Make an exact copy of the listing below.

----------

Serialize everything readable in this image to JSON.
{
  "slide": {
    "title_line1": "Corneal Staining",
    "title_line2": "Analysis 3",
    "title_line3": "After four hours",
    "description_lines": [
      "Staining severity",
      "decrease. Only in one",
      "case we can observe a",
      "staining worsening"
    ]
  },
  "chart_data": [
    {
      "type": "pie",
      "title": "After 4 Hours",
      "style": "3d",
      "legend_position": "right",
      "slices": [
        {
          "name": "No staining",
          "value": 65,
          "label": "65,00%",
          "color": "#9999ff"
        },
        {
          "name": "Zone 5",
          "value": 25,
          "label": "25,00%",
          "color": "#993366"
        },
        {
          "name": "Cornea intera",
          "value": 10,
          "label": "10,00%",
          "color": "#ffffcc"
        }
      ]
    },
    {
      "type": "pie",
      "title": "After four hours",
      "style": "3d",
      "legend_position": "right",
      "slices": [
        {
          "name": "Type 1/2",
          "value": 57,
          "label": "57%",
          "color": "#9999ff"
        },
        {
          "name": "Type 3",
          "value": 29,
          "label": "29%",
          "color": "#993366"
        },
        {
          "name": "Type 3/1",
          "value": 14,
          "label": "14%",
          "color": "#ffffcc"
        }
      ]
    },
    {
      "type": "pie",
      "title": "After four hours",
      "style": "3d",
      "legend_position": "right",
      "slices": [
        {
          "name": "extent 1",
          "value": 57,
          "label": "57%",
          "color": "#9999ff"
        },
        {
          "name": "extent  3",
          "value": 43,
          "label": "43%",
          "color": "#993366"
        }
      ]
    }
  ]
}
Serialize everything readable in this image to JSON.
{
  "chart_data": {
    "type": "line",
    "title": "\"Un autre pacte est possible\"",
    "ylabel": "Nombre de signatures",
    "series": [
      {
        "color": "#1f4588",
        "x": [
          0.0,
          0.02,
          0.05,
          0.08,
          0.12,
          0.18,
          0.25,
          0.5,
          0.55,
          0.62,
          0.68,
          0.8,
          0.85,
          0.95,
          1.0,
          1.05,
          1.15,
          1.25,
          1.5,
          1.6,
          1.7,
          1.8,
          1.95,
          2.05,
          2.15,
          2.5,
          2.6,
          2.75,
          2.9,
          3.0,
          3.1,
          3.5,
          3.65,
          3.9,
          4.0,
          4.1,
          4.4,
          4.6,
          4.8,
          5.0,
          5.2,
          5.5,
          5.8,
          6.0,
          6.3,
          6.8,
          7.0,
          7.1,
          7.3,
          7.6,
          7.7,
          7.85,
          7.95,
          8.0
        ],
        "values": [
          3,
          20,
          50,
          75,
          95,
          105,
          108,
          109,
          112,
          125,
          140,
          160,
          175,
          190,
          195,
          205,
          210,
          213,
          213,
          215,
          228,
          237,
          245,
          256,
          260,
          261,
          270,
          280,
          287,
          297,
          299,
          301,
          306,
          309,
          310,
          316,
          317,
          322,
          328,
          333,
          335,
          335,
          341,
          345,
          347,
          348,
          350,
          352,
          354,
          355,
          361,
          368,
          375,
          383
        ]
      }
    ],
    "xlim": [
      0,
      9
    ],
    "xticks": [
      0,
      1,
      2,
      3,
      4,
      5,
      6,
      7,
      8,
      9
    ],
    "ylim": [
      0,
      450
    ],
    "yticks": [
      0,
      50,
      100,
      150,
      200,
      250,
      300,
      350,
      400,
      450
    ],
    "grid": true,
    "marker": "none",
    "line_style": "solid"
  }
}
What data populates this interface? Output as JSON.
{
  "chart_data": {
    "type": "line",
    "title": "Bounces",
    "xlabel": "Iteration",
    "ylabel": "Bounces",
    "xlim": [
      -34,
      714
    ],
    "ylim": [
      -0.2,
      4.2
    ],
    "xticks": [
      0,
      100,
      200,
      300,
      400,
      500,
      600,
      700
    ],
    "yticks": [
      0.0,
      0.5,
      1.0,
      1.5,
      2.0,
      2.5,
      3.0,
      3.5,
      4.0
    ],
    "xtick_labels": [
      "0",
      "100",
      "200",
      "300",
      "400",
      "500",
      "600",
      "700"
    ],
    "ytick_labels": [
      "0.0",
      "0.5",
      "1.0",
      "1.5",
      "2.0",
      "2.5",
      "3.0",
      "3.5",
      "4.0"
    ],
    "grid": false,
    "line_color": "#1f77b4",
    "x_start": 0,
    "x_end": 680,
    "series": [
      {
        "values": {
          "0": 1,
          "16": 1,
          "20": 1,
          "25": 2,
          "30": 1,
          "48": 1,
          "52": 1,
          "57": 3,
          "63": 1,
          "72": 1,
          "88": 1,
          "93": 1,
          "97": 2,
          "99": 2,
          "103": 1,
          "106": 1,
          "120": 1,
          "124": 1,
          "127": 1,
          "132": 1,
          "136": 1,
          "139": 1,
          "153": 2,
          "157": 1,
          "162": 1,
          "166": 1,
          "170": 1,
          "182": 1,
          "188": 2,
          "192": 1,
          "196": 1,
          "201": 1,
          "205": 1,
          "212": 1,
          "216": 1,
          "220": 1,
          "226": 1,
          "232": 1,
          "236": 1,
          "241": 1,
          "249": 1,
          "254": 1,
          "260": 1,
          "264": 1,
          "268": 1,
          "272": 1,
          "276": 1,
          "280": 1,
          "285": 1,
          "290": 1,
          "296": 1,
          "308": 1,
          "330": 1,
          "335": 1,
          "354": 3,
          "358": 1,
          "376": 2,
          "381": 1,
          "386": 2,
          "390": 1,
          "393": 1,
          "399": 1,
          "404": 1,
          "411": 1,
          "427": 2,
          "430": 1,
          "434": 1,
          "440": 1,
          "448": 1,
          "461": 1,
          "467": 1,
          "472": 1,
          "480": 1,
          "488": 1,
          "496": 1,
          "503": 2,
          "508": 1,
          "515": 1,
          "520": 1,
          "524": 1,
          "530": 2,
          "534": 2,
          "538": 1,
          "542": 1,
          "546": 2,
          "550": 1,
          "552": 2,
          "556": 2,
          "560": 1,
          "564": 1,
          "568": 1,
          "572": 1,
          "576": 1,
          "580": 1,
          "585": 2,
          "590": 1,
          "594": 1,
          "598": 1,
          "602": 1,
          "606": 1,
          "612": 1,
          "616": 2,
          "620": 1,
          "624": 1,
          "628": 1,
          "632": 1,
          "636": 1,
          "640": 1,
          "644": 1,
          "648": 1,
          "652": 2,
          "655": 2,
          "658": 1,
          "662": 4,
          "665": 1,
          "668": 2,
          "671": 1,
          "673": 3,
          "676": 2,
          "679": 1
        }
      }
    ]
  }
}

----------

_WRITTEN RESPONSE_
Serialize everything readable in this image to JSON.
{
  "slide": {
    "title_line1": "Corneal Staining",
    "title_line2": "Analysis 3",
    "title_line3": "After four hours",
    "description_lines": [
      "Staining severity",
      "decrease. Only in one",
      "case we can observe a",
      "staining worsening"
    ]
  },
  "chart_data": [
    {
      "type": "pie",
      "title": "After 4 Hours",
      "style": "3d",
      "legend_position": "right",
      "slices": [
        {
          "name": "No staining",
          "value": 65,
          "label": "65,00%",
          "color": "#9999ff"
        },
        {
          "name": "Zone 5",
          "value": 25,
          "label": "25,00%",
          "color": "#993366"
        },
        {
          "name": "Cornea intera",
          "value": 10,
          "label": "10,00%",
          "color": "#ffffcc"
        }
      ]
    },
    {
      "type": "pie",
      "title": "After four hours",
      "style": "3d",
      "legend_position": "right",
      "slices": [
        {
          "name": "Type 1/2",
          "value": 57,
          "label": "57%",
          "color": "#9999ff"
        },
        {
          "name": "Type 3",
          "value": 29,
          "label": "29%",
          "color": "#993366"
        },
        {
          "name": "Type 3/1",
          "value": 14,
          "label": "14%",
          "color": "#ffffcc"
        }
      ]
    },
    {
      "type": "pie",
      "title": "After four hours",
      "style": "3d",
      "legend_position": "right",
      "slices": [
        {
          "name": "extent 1",
          "value": 57,
          "label": "57%",
          "color": "#9999ff"
        },
        {
          "name": "extent  3",
          "value": 43,
          "label": "43%",
          "color": "#993366"
        }
      ]
    }
  ]
}
Serialize everything readable in this image to JSON.
{
  "chart_data": {
    "type": "line",
    "title": "\"Un autre pacte est possible\"",
    "ylabel": "Nombre de signatures",
    "series": [
      {
        "color": "#1f4588",
        "x": [
          0.0,
          0.02,
          0.05,
          0.08,
          0.12,
          0.18,
          0.25,
          0.5,
          0.55,
          0.62,
          0.68,
          0.8,
          0.85,
          0.95,
          1.0,
          1.05,
          1.15,
          1.25,
          1.5,
          1.6,
          1.7,
          1.8,
          1.95,
          2.05,
          2.15,
          2.5,
          2.6,
          2.75,
          2.9,
          3.0,
          3.1,
          3.5,
          3.65,
          3.9,
          4.0,
          4.1,
          4.4,
          4.6,
          4.8,
          5.0,
          5.2,
          5.5,
          5.8,
          6.0,
          6.3,
          6.8,
          7.0,
          7.1,
          7.3,
          7.6,
          7.7,
          7.85,
          7.95,
          8.0
        ],
        "values": [
          3,
          20,
          50,
          75,
          95,
          105,
          108,
          109,
          112,
          125,
          140,
          160,
          175,
          190,
          195,
          205,
          210,
          213,
          213,
          215,
          228,
          237,
          245,
          256,
          260,
          261,
          270,
          280,
          287,
          297,
          299,
          301,
          306,
          309,
          310,
          316,
          317,
          322,
          328,
          333,
          335,
          335,
          341,
          345,
          347,
          348,
          350,
          352,
          354,
          355,
          361,
          368,
          375,
          383
        ]
      }
    ],
    "xlim": [
      0,
      9
    ],
    "xticks": [
      0,
      1,
      2,
      3,
      4,
      5,
      6,
      7,
      8,
      9
    ],
    "ylim": [
      0,
      450
    ],
    "yticks": [
      0,
      50,
      100,
      150,
      200,
      250,
      300,
      350,
      400,
      450
    ],
    "grid": true,
    "marker": "none",
    "line_style": "solid"
  }
}
What data populates this interface? Output as JSON.
{
  "chart_data": {
    "type": "line",
    "title": "Bounces",
    "xlabel": "Iteration",
    "ylabel": "Bounces",
    "xlim": [
      -34,
      714
    ],
    "ylim": [
      -0.2,
      4.2
    ],
    "xticks": [
      0,
      100,
      200,
      300,
      400,
      500,
      600,
      700
    ],
    "yticks": [
      0.0,
      0.5,
      1.0,
      1.5,
      2.0,
      2.5,
      3.0,
      3.5,
      4.0
    ],
    "xtick_labels": [
      "0",
      "100",
      "200",
      "300",
      "400",
      "500",
      "600",
      "700"
    ],
    "ytick_labels": [
      "0.0",
      "0.5",
      "1.0",
      "1.5",
      "2.0",
      "2.5",
      "3.0",
      "3.5",
      "4.0"
    ],
    "grid": false,
    "line_color": "#1f77b4",
    "x_start": 0,
    "x_end": 680,
    "series": [
      {
        "values": {
          "0": 1,
          "16": 1,
          "20": 1,
          "25": 2,
          "30": 1,
          "48": 1,
          "52": 1,
          "57": 3,
          "63": 1,
          "72": 1,
          "88": 1,
          "93": 1,
          "97": 2,
          "99": 2,
          "103": 1,
          "106": 1,
          "120": 1,
          "124": 1,
          "127": 1,
          "132": 1,
          "136": 1,
          "139": 1,
          "153": 2,
          "157": 1,
          "162": 1,
          "166": 1,
          "170": 1,
          "182": 1,
          "188": 2,
          "192": 1,
          "196": 1,
          "201": 1,
          "205": 1,
          "212": 1,
          "216": 1,
          "220": 1,
          "226": 1,
          "232": 1,
          "236": 1,
          "241": 1,
          "249": 1,
          "254": 1,
          "260": 1,
          "264": 1,
          "268": 1,
          "272": 1,
          "276": 1,
          "280": 1,
          "285": 1,
          "290": 1,
          "296": 1,
          "308": 1,
          "330": 1,
          "335": 1,
          "354": 3,
          "358": 1,
          "376": 2,
          "381": 1,
          "386": 2,
          "390": 1,
          "393": 1,
          "399": 1,
          "404": 1,
          "411": 1,
          "427": 2,
          "430": 1,
          "434": 1,
          "440": 1,
          "448": 1,
          "461": 1,
          "467": 1,
          "472": 1,
          "480": 1,
          "488": 1,
          "496": 1,
          "503": 2,
          "508": 1,
          "515": 1,
          "520": 1,
          "524": 1,
          "530": 2,
          "534": 2,
          "538": 1,
          "542": 1,
          "546": 2,
          "550": 1,
          "552": 2,
          "556": 2,
          "560": 1,
          "564": 1,
          "568": 1,
          "572": 1,
          "576": 1,
          "580": 1,
          "585": 2,
          "590": 1,
          "594": 1,
          "598": 1,
          "602": 1,
          "606": 1,
          "612": 1,
          "616": 2,
          "620": 1,
          "624": 1,
          "628": 1,
          "632": 1,
          "636": 1,
          "640": 1,
          "644": 1,
          "648": 1,
          "652": 2,
          "655": 2,
          "658": 1,
          "662": 4,
          "665": 1,
          "668": 2,
          "671": 1,
          "673": 3,
          "676": 2,
          "679": 1
        }
      }
    ]
  }
}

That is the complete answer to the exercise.